▶ Saved entries
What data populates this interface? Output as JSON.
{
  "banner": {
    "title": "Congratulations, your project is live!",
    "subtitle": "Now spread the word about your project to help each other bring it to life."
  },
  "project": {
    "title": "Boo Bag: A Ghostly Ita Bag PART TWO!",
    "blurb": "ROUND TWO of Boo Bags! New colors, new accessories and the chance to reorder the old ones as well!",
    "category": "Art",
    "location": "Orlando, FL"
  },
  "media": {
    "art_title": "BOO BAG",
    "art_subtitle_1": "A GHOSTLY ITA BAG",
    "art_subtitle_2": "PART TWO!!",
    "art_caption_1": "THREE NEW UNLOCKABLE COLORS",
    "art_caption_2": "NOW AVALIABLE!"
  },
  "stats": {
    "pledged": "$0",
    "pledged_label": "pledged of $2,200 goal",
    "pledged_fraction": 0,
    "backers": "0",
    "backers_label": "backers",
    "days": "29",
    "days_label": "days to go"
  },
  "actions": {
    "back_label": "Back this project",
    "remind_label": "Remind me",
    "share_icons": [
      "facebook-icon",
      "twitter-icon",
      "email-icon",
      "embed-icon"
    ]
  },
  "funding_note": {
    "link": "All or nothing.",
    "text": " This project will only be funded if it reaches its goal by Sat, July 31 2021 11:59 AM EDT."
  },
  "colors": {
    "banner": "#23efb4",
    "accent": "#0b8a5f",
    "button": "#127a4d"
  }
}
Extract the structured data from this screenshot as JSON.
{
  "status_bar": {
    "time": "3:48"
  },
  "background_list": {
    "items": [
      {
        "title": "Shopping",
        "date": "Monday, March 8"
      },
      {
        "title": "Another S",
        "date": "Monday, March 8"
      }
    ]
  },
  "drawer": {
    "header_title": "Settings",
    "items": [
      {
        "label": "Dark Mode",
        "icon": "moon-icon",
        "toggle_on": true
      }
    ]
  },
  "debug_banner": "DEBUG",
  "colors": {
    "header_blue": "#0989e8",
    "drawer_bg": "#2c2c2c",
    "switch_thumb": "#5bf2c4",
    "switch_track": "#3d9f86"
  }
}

▶ Short problem
Return all of the data exactly as it reads.

▶ Solved exercise
What data populates this interface? Output as JSON.
{
  "banner": {
    "title": "Congratulations, your project is live!",
    "subtitle": "Now spread the word about your project to help each other bring it to life."
  },
  "project": {
    "title": "Boo Bag: A Ghostly Ita Bag PART TWO!",
    "blurb": "ROUND TWO of Boo Bags! New colors, new accessories and the chance to reorder the old ones as well!",
    "category": "Art",
    "location": "Orlando, FL"
  },
  "media": {
    "art_title": "BOO BAG",
    "art_subtitle_1": "A GHOSTLY ITA BAG",
    "art_subtitle_2": "PART TWO!!",
    "art_caption_1": "THREE NEW UNLOCKABLE COLORS",
    "art_caption_2": "NOW AVALIABLE!"
  },
  "stats": {
    "pledged": "$0",
    "pledged_label": "pledged of $2,200 goal",
    "pledged_fraction": 0,
    "backers": "0",
    "backers_label": "backers",
    "days": "29",
    "days_label": "days to go"
  },
  "actions": {
    "back_label": "Back this project",
    "remind_label": "Remind me",
    "share_icons": [
      "facebook-icon",
      "twitter-icon",
      "email-icon",
      "embed-icon"
    ]
  },
  "funding_note": {
    "link": "All or nothing.",
    "text": " This project will only be funded if it reaches its goal by Sat, July 31 2021 11:59 AM EDT."
  },
  "colors": {
    "banner": "#23efb4",
    "accent": "#0b8a5f",
    "button": "#127a4d"
  }
}
Extract the structured data from this screenshot as JSON.
{
  "status_bar": {
    "time": "3:48"
  },
  "background_list": {
    "items": [
      {
        "title": "Shopping",
        "date": "Monday, March 8"
      },
      {
        "title": "Another S",
        "date": "Monday, March 8"
      }
    ]
  },
  "drawer": {
    "header_title": "Settings",
    "items": [
      {
        "label": "Dark Mode",
        "icon": "moon-icon",
        "toggle_on": true
      }
    ]
  },
  "debug_banner": "DEBUG",
  "colors": {
    "header_blue": "#0989e8",
    "drawer_bg": "#2c2c2c",
    "switch_thumb": "#5bf2c4",
    "switch_track": "#3d9f86"
  }
}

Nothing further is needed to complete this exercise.